Return the records exactly as they are.
======== DATA IN THIS EXERCISE
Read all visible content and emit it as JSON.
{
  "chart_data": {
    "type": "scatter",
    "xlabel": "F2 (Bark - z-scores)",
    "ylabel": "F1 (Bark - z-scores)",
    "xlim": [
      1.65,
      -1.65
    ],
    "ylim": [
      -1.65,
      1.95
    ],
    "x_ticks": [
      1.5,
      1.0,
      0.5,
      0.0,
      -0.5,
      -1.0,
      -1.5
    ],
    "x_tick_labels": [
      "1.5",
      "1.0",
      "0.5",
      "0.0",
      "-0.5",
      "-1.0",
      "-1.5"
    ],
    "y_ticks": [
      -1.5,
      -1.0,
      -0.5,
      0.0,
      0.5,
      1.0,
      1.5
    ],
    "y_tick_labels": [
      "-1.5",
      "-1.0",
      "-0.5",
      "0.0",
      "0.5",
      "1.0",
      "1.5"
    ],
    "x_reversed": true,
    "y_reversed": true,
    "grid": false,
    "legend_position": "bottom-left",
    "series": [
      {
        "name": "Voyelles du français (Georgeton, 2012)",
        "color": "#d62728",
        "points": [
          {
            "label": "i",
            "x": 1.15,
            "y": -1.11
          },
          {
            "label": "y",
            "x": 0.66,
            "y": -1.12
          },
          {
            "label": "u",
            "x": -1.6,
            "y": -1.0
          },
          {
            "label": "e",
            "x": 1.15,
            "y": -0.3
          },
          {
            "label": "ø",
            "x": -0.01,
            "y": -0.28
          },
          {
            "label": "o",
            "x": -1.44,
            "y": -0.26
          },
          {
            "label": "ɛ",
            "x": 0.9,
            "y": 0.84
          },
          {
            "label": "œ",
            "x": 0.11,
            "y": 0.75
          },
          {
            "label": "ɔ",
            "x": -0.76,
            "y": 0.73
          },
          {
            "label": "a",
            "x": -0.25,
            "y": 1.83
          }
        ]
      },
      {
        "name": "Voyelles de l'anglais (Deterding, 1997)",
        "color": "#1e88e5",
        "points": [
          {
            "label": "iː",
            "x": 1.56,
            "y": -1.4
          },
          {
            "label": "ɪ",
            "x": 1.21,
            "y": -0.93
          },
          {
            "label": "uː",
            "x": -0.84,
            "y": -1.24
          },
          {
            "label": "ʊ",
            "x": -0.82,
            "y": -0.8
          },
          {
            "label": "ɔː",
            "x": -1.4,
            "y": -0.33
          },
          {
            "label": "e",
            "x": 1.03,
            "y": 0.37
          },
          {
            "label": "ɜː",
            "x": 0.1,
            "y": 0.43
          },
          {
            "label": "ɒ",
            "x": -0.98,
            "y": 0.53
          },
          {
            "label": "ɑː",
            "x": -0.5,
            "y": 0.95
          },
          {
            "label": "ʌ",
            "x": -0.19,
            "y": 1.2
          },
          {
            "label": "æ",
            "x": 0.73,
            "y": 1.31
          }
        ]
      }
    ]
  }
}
================
RESPONSE:
Read all visible content and emit it as JSON.
{
  "chart_data": {
    "type": "scatter",
    "xlabel": "F2 (Bark - z-scores)",
    "ylabel": "F1 (Bark - z-scores)",
    "xlim": [
      1.65,
      -1.65
    ],
    "ylim": [
      -1.65,
      1.95
    ],
    "x_ticks": [
      1.5,
      1.0,
      0.5,
      0.0,
      -0.5,
      -1.0,
      -1.5
    ],
    "x_tick_labels": [
      "1.5",
      "1.0",
      "0.5",
      "0.0",
      "-0.5",
      "-1.0",
      "-1.5"
    ],
    "y_ticks": [
      -1.5,
      -1.0,
      -0.5,
      0.0,
      0.5,
      1.0,
      1.5
    ],
    "y_tick_labels": [
      "-1.5",
      "-1.0",
      "-0.5",
      "0.0",
      "0.5",
      "1.0",
      "1.5"
    ],
    "x_reversed": true,
    "y_reversed": true,
    "grid": false,
    "legend_position": "bottom-left",
    "series": [
      {
        "name": "Voyelles du français (Georgeton, 2012)",
        "color": "#d62728",
        "points": [
          {
            "label": "i",
            "x": 1.15,
            "y": -1.11
          },
          {
            "label": "y",
            "x": 0.66,
            "y": -1.12
          },
          {
            "label": "u",
            "x": -1.6,
            "y": -1.0
          },
          {
            "label": "e",
            "x": 1.15,
            "y": -0.3
          },
          {
            "label": "ø",
            "x": -0.01,
            "y": -0.28
          },
          {
            "label": "o",
            "x": -1.44,
            "y": -0.26
          },
          {
            "label": "ɛ",
            "x": 0.9,
            "y": 0.84
          },
          {
            "label": "œ",
            "x": 0.11,
            "y": 0.75
          },
          {
            "label": "ɔ",
            "x": -0.76,
            "y": 0.73
          },
          {
            "label": "a",
            "x": -0.25,
            "y": 1.83
          }
        ]
      },
      {
        "name": "Voyelles de l'anglais (Deterding, 1997)",
        "color": "#1e88e5",
        "points": [
          {
            "label": "iː",
            "x": 1.56,
            "y": -1.4
          },
          {
            "label": "ɪ",
            "x": 1.21,
            "y": -0.93
          },
          {
            "label": "uː",
            "x": -0.84,
            "y": -1.24
          },
          {
            "label": "ʊ",
            "x": -0.82,
            "y": -0.8
          },
          {
            "label": "ɔː",
            "x": -1.4,
            "y": -0.33
          },
          {
            "label": "e",
            "x": 1.03,
            "y": 0.37
          },
          {
            "label": "ɜː",
            "x": 0.1,
            "y": 0.43
          },
          {
            "label": "ɒ",
            "x": -0.98,
            "y": 0.53
          },
          {
            "label": "ɑː",
            "x": -0.5,
            "y": 0.95
          },
          {
            "label": "ʌ",
            "x": -0.19,
            "y": 1.2
          },
          {
            "label": "æ",
            "x": 0.73,
            "y": 1.31
          }
        ]
      }
    ]
  }
}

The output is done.